**Input records:**
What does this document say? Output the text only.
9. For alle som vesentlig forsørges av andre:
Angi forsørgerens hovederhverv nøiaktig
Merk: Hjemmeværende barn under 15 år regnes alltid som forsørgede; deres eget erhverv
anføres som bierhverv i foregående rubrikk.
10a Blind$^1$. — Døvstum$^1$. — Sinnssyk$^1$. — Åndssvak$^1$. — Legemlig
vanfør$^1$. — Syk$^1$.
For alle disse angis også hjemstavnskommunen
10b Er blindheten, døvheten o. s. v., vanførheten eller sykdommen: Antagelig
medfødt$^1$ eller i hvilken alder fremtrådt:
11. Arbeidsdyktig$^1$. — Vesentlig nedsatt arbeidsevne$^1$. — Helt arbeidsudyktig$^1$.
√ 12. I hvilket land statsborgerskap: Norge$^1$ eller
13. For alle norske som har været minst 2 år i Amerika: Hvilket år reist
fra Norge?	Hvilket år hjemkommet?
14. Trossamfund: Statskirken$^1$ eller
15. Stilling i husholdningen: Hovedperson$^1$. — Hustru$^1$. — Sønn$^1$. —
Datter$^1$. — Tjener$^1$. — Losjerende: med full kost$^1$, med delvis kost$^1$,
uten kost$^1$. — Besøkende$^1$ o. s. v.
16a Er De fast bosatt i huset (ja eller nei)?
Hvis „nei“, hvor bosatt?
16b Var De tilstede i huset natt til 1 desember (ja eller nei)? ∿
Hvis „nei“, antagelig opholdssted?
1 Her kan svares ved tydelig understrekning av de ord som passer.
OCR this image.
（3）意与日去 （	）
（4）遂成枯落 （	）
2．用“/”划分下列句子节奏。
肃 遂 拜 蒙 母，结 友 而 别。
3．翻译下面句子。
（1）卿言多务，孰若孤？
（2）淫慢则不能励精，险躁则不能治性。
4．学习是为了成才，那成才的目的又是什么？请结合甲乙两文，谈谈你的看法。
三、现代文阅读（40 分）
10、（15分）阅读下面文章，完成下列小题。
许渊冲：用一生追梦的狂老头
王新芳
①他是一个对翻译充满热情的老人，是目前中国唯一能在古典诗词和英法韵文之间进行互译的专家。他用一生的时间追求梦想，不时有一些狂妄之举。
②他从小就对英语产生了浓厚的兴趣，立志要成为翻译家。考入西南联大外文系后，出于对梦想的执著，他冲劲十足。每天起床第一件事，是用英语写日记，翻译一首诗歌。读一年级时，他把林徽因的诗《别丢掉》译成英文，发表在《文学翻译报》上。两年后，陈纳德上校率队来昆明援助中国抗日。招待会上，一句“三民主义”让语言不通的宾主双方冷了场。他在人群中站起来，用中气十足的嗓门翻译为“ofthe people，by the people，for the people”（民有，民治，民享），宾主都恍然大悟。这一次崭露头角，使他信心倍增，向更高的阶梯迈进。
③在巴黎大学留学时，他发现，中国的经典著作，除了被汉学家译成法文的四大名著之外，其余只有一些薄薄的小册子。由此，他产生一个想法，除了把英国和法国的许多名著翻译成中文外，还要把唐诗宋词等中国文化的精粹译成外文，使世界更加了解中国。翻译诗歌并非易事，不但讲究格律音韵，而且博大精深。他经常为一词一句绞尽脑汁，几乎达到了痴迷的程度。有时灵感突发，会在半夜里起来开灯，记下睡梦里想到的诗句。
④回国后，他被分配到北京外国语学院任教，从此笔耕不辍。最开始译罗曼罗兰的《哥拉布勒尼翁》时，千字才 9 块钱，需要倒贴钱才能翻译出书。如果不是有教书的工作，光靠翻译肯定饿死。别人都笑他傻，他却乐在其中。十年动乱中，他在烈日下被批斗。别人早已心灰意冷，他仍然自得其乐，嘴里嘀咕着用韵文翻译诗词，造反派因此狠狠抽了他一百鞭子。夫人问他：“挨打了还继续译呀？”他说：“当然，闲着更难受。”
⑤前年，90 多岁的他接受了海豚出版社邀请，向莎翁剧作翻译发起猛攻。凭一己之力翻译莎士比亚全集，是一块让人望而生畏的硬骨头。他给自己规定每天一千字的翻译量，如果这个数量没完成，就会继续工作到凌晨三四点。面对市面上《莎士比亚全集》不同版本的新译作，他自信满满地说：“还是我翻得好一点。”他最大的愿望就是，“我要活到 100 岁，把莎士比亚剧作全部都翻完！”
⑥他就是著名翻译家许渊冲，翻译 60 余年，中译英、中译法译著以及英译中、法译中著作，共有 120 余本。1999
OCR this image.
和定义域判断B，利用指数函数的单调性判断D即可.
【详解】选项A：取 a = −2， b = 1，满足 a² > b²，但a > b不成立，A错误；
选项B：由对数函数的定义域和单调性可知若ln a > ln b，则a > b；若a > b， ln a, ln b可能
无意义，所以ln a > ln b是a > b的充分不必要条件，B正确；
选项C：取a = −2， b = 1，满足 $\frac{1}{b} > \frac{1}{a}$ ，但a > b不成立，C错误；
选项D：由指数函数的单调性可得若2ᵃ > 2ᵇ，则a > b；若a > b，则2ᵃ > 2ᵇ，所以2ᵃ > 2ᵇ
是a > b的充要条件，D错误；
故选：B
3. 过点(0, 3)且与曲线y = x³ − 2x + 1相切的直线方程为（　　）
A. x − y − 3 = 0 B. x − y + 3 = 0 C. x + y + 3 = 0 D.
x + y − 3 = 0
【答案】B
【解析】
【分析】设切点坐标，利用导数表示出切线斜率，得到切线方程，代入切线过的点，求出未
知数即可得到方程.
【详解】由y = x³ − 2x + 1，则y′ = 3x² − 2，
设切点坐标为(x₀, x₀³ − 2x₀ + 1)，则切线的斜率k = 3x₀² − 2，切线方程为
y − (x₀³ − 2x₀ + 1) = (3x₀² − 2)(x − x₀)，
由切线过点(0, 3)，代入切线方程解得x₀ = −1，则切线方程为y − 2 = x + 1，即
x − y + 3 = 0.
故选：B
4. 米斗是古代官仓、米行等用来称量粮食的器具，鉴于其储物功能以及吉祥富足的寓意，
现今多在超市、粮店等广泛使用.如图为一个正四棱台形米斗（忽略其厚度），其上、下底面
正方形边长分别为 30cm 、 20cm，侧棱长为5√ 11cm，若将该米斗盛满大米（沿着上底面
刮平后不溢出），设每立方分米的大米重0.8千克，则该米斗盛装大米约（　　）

**Task objective:**
Write the listing out again, exactly as shown above.

**Reply to the task:**
What does this document say? Output the text only.
9. For alle som vesentlig forsørges av andre:
Angi forsørgerens hovederhverv nøiaktig
Merk: Hjemmeværende barn under 15 år regnes alltid som forsørgede; deres eget erhverv
anføres som bierhverv i foregående rubrikk.
10a Blind$^1$. — Døvstum$^1$. — Sinnssyk$^1$. — Åndssvak$^1$. — Legemlig
vanfør$^1$. — Syk$^1$.
For alle disse angis også hjemstavnskommunen
10b Er blindheten, døvheten o. s. v., vanførheten eller sykdommen: Antagelig
medfødt$^1$ eller i hvilken alder fremtrådt:
11. Arbeidsdyktig$^1$. — Vesentlig nedsatt arbeidsevne$^1$. — Helt arbeidsudyktig$^1$.
√ 12. I hvilket land statsborgerskap: Norge$^1$ eller
13. For alle norske som har været minst 2 år i Amerika: Hvilket år reist
fra Norge?	Hvilket år hjemkommet?
14. Trossamfund: Statskirken$^1$ eller
15. Stilling i husholdningen: Hovedperson$^1$. — Hustru$^1$. — Sønn$^1$. —
Datter$^1$. — Tjener$^1$. — Losjerende: med full kost$^1$, med delvis kost$^1$,
uten kost$^1$. — Besøkende$^1$ o. s. v.
16a Er De fast bosatt i huset (ja eller nei)?
Hvis „nei“, hvor bosatt?
16b Var De tilstede i huset natt til 1 desember (ja eller nei)? ∿
Hvis „nei“, antagelig opholdssted?
1 Her kan svares ved tydelig understrekning av de ord som passer.
OCR this image.
（3）意与日去 （	）
（4）遂成枯落 （	）
2．用“/”划分下列句子节奏。
肃 遂 拜 蒙 母，结 友 而 别。
3．翻译下面句子。
（1）卿言多务，孰若孤？
（2）淫慢则不能励精，险躁则不能治性。
4．学习是为了成才，那成才的目的又是什么？请结合甲乙两文，谈谈你的看法。
三、现代文阅读（40 分）
10、（15分）阅读下面文章，完成下列小题。
许渊冲：用一生追梦的狂老头
王新芳
①他是一个对翻译充满热情的老人，是目前中国唯一能在古典诗词和英法韵文之间进行互译的专家。他用一生的时间追求梦想，不时有一些狂妄之举。
②他从小就对英语产生了浓厚的兴趣，立志要成为翻译家。考入西南联大外文系后，出于对梦想的执著，他冲劲十足。每天起床第一件事，是用英语写日记，翻译一首诗歌。读一年级时，他把林徽因的诗《别丢掉》译成英文，发表在《文学翻译报》上。两年后，陈纳德上校率队来昆明援助中国抗日。招待会上，一句“三民主义”让语言不通的宾主双方冷了场。他在人群中站起来，用中气十足的嗓门翻译为“ofthe people，by the people，for the people”（民有，民治，民享），宾主都恍然大悟。这一次崭露头角，使他信心倍增，向更高的阶梯迈进。
③在巴黎大学留学时，他发现，中国的经典著作，除了被汉学家译成法文的四大名著之外，其余只有一些薄薄的小册子。由此，他产生一个想法，除了把英国和法国的许多名著翻译成中文外，还要把唐诗宋词等中国文化的精粹译成外文，使世界更加了解中国。翻译诗歌并非易事，不但讲究格律音韵，而且博大精深。他经常为一词一句绞尽脑汁，几乎达到了痴迷的程度。有时灵感突发，会在半夜里起来开灯，记下睡梦里想到的诗句。
④回国后，他被分配到北京外国语学院任教，从此笔耕不辍。最开始译罗曼罗兰的《哥拉布勒尼翁》时，千字才 9 块钱，需要倒贴钱才能翻译出书。如果不是有教书的工作，光靠翻译肯定饿死。别人都笑他傻，他却乐在其中。十年动乱中，他在烈日下被批斗。别人早已心灰意冷，他仍然自得其乐，嘴里嘀咕着用韵文翻译诗词，造反派因此狠狠抽了他一百鞭子。夫人问他：“挨打了还继续译呀？”他说：“当然，闲着更难受。”
⑤前年，90 多岁的他接受了海豚出版社邀请，向莎翁剧作翻译发起猛攻。凭一己之力翻译莎士比亚全集，是一块让人望而生畏的硬骨头。他给自己规定每天一千字的翻译量，如果这个数量没完成，就会继续工作到凌晨三四点。面对市面上《莎士比亚全集》不同版本的新译作，他自信满满地说：“还是我翻得好一点。”他最大的愿望就是，“我要活到 100 岁，把莎士比亚剧作全部都翻完！”
⑥他就是著名翻译家许渊冲，翻译 60 余年，中译英、中译法译著以及英译中、法译中著作，共有 120 余本。1999
OCR this image.
和定义域判断B，利用指数函数的单调性判断D即可.
【详解】选项A：取 a = −2， b = 1，满足 a² > b²，但a > b不成立，A错误；
选项B：由对数函数的定义域和单调性可知若ln a > ln b，则a > b；若a > b， ln a, ln b可能
无意义，所以ln a > ln b是a > b的充分不必要条件，B正确；
选项C：取a = −2， b = 1，满足 $\frac{1}{b} > \frac{1}{a}$ ，但a > b不成立，C错误；
选项D：由指数函数的单调性可得若2ᵃ > 2ᵇ，则a > b；若a > b，则2ᵃ > 2ᵇ，所以2ᵃ > 2ᵇ
是a > b的充要条件，D错误；
故选：B
3. 过点(0, 3)且与曲线y = x³ − 2x + 1相切的直线方程为（　　）
A. x − y − 3 = 0 B. x − y + 3 = 0 C. x + y + 3 = 0 D.
x + y − 3 = 0
【答案】B
【解析】
【分析】设切点坐标，利用导数表示出切线斜率，得到切线方程，代入切线过的点，求出未
知数即可得到方程.
【详解】由y = x³ − 2x + 1，则y′ = 3x² − 2，
设切点坐标为(x₀, x₀³ − 2x₀ + 1)，则切线的斜率k = 3x₀² − 2，切线方程为
y − (x₀³ − 2x₀ + 1) = (3x₀² − 2)(x − x₀)，
由切线过点(0, 3)，代入切线方程解得x₀ = −1，则切线方程为y − 2 = x + 1，即
x − y + 3 = 0.
故选：B
4. 米斗是古代官仓、米行等用来称量粮食的器具，鉴于其储物功能以及吉祥富足的寓意，
现今多在超市、粮店等广泛使用.如图为一个正四棱台形米斗（忽略其厚度），其上、下底面
正方形边长分别为 30cm 、 20cm，侧棱长为5√ 11cm，若将该米斗盛满大米（沿着上底面
刮平后不溢出），设每立方分米的大米重0.8千克，则该米斗盛装大米约（　　）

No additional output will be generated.